▶ _What to do_
Go through the material and pull out every line with the string "Unknown" in it.

▶ _Records for this task_
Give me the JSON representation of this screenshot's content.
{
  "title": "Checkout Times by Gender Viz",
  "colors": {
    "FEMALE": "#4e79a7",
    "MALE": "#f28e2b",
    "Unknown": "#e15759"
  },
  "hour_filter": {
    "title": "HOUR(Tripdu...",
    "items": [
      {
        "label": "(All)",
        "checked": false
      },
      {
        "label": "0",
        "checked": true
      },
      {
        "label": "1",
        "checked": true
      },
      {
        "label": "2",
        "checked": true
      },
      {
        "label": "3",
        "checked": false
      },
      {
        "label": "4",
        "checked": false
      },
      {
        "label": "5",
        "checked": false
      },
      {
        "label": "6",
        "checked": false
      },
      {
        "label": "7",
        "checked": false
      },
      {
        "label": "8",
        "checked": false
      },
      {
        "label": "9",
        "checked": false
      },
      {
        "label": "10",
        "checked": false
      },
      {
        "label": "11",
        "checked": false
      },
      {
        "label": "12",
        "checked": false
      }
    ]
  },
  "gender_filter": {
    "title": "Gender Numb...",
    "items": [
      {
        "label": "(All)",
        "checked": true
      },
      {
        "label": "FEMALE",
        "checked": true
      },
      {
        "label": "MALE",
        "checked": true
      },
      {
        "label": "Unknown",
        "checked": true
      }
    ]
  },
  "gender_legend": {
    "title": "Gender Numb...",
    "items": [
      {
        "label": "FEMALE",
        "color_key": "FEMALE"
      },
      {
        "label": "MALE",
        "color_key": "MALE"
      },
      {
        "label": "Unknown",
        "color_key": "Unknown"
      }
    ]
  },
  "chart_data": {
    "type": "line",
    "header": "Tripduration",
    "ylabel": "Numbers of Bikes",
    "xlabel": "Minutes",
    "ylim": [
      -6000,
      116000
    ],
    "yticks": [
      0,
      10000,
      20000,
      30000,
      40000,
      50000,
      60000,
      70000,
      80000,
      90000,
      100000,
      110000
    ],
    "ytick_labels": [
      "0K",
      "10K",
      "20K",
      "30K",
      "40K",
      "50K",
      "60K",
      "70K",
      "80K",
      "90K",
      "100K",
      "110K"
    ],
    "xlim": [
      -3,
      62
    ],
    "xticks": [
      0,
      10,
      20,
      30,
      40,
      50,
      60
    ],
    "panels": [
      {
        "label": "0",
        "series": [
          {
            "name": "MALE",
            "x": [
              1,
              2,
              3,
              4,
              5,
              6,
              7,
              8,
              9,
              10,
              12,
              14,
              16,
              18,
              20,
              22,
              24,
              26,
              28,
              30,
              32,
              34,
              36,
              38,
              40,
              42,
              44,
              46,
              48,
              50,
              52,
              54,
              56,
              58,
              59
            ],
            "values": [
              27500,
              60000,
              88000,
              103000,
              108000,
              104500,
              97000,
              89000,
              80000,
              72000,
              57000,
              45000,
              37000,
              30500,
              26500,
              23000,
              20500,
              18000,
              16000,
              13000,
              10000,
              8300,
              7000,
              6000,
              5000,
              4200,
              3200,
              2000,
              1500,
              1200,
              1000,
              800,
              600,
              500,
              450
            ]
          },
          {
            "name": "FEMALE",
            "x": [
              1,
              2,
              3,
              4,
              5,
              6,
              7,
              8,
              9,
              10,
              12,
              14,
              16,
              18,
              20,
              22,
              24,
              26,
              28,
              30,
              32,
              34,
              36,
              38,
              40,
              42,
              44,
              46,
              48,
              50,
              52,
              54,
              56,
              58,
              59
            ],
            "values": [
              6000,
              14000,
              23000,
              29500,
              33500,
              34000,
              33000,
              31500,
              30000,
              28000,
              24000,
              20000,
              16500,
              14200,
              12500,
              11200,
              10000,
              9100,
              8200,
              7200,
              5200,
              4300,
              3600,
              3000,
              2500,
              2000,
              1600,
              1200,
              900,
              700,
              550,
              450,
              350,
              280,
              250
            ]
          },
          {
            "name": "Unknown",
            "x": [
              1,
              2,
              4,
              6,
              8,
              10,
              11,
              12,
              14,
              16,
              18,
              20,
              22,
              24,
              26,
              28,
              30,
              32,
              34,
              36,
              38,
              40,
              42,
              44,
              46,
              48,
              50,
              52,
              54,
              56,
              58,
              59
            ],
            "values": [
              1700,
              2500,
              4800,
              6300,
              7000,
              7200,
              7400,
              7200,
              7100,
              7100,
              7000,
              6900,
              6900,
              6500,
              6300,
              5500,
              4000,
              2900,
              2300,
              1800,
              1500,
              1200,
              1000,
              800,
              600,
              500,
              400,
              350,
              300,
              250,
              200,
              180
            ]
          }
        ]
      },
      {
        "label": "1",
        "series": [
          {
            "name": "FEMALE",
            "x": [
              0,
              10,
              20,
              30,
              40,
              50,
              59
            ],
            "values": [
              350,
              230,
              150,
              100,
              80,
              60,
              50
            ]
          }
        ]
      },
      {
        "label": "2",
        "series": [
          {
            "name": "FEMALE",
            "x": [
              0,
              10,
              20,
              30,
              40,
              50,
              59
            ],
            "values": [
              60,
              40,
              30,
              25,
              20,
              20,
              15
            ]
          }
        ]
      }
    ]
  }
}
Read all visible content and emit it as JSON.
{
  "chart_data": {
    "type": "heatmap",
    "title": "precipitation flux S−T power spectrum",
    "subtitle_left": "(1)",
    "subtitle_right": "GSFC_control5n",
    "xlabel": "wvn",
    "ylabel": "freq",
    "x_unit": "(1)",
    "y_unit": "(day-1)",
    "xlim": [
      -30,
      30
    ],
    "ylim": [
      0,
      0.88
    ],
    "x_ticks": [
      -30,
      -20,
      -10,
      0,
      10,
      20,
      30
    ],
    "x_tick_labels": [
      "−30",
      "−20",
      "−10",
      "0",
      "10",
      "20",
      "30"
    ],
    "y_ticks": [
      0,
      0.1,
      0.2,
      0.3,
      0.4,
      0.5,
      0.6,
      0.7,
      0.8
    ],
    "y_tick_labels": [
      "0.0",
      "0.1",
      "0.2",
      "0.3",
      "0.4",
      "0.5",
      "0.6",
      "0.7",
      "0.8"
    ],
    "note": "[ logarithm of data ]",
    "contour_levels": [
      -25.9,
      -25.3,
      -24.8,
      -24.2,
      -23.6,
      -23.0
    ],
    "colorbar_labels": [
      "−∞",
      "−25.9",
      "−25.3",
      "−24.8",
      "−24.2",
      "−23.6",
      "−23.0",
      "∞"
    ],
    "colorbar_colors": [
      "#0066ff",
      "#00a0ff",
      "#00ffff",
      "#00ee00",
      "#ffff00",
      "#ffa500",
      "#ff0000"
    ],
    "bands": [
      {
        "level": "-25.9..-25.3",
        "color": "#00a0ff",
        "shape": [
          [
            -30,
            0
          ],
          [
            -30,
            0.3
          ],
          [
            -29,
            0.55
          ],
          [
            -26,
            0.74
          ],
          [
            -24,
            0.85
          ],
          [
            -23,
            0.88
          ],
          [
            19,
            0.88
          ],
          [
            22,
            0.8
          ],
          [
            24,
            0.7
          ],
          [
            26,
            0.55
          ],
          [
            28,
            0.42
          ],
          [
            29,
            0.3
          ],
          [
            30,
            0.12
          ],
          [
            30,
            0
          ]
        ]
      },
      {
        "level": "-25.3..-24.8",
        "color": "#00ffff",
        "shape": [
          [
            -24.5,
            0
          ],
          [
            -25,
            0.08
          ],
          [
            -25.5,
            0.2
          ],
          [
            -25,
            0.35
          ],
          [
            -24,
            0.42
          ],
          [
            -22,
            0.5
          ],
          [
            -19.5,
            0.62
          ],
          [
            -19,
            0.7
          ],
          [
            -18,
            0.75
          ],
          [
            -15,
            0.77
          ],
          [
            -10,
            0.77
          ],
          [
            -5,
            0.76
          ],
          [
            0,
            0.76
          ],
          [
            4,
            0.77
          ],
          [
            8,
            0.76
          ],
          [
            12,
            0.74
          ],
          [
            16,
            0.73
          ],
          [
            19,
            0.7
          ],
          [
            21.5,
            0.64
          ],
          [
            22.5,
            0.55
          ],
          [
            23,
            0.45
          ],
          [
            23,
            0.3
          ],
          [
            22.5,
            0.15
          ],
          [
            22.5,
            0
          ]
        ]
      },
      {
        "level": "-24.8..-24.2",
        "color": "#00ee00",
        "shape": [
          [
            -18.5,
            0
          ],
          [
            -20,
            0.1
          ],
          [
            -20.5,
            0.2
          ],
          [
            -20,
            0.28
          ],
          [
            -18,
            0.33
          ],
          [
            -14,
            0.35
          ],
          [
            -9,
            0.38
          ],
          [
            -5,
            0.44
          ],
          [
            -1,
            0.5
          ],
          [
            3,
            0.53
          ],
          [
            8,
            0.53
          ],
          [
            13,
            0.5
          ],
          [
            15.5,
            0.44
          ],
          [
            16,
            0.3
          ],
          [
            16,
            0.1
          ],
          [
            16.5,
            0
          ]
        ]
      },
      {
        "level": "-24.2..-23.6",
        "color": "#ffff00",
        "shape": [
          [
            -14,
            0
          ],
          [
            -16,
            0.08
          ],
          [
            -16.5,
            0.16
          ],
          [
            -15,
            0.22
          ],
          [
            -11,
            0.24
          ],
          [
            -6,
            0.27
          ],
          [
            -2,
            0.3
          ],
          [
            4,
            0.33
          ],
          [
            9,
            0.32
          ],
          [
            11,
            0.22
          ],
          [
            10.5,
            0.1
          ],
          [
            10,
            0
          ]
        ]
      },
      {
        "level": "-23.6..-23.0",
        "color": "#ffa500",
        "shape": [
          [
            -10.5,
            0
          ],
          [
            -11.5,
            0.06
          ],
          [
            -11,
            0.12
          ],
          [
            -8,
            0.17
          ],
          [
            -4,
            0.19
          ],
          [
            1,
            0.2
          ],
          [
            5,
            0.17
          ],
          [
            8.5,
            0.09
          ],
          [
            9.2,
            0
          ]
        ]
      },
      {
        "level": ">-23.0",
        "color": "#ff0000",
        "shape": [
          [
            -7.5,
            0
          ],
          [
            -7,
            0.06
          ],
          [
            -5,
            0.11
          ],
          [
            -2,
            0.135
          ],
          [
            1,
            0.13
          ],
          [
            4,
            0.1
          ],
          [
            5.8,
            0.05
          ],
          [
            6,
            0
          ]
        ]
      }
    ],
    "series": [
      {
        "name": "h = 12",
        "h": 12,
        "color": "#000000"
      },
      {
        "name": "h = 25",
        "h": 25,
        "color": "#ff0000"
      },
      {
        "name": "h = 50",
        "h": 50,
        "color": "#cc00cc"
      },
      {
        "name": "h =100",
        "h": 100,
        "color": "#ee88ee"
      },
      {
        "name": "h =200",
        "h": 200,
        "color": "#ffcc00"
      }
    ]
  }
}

▶ _Full answer_
    "Unknown": "#e15759"
        "label": "Unknown",
        "label": "Unknown",
        "color_key": "Unknown"
            "name": "Unknown",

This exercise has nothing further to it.